■ Exercise ■
Copy the records word for word, from the line containing "Annotate this image: element" through the line containing "bar [587, 327, 618, 336]", including both of those lines.

__________________________________________________

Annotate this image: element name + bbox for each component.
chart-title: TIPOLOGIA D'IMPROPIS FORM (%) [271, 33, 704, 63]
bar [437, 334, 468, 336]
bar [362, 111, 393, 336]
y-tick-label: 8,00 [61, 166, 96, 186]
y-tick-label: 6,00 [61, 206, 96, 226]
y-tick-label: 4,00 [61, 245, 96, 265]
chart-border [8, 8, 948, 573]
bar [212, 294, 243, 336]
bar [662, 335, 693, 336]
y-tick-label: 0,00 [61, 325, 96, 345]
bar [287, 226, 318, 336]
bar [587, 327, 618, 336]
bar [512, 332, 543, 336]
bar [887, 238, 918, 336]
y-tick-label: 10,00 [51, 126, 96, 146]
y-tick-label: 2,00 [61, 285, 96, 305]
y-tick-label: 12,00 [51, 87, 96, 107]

__________________________________________________

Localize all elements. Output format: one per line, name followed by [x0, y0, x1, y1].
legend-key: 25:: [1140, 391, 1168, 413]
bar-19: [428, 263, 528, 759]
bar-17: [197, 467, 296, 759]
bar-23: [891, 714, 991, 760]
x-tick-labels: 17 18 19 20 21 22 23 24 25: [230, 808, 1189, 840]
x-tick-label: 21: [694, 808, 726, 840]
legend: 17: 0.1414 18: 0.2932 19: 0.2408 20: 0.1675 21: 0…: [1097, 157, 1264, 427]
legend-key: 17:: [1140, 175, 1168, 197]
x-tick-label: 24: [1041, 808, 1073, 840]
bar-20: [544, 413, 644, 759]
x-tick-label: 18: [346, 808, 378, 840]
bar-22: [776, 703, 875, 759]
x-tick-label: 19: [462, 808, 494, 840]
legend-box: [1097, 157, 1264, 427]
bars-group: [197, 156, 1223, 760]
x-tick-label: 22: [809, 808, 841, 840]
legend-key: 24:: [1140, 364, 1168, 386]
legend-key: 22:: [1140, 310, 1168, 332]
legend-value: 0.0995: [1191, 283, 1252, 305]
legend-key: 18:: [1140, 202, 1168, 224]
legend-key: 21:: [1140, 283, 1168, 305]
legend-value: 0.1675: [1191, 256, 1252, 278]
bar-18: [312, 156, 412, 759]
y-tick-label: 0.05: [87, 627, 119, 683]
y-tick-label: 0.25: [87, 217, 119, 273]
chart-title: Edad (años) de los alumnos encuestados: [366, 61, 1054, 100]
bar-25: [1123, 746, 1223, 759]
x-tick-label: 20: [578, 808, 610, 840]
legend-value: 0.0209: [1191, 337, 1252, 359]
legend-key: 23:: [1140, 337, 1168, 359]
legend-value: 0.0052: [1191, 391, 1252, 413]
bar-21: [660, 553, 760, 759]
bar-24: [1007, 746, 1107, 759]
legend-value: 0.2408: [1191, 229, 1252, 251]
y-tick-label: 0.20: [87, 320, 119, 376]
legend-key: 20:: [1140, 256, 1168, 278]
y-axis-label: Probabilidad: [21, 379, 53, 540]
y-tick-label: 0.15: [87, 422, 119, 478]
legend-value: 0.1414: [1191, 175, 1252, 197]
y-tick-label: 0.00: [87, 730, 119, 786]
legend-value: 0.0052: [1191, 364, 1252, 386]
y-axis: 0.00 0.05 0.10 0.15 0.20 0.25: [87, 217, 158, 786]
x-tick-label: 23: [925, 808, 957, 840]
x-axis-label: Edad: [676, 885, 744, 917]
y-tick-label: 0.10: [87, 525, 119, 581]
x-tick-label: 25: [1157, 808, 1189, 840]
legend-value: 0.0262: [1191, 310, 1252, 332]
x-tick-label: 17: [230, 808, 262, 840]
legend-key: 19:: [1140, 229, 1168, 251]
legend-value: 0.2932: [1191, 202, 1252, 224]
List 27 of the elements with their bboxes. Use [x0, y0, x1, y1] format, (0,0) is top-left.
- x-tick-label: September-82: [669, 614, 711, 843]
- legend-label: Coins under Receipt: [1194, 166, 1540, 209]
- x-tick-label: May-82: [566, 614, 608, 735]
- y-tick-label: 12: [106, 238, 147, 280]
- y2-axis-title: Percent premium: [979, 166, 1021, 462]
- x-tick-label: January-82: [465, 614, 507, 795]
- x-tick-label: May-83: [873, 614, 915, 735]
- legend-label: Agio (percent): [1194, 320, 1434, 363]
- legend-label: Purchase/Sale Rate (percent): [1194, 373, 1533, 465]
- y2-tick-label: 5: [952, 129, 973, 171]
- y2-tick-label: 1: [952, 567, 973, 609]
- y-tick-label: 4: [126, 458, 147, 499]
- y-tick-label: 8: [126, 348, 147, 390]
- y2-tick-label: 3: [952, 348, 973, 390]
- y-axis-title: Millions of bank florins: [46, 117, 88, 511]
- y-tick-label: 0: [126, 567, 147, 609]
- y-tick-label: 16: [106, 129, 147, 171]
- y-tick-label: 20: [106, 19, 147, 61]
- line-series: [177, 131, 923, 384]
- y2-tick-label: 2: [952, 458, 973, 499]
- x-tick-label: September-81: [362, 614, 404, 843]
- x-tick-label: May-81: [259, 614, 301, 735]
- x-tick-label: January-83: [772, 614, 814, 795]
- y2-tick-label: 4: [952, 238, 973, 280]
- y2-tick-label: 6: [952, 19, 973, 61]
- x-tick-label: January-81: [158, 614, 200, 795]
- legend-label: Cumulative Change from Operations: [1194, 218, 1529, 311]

__________________________________________________

■ Exercise response ■
Annotate this image: element name + bbox for each component.
chart-title: TIPOLOGIA D'IMPROPIS FORM (%) [271, 33, 704, 63]
bar [437, 334, 468, 336]
bar [362, 111, 393, 336]
y-tick-label: 8,00 [61, 166, 96, 186]
y-tick-label: 6,00 [61, 206, 96, 226]
y-tick-label: 4,00 [61, 245, 96, 265]
chart-border [8, 8, 948, 573]
bar [212, 294, 243, 336]
bar [662, 335, 693, 336]
y-tick-label: 0,00 [61, 325, 96, 345]
bar [287, 226, 318, 336]
bar [587, 327, 618, 336]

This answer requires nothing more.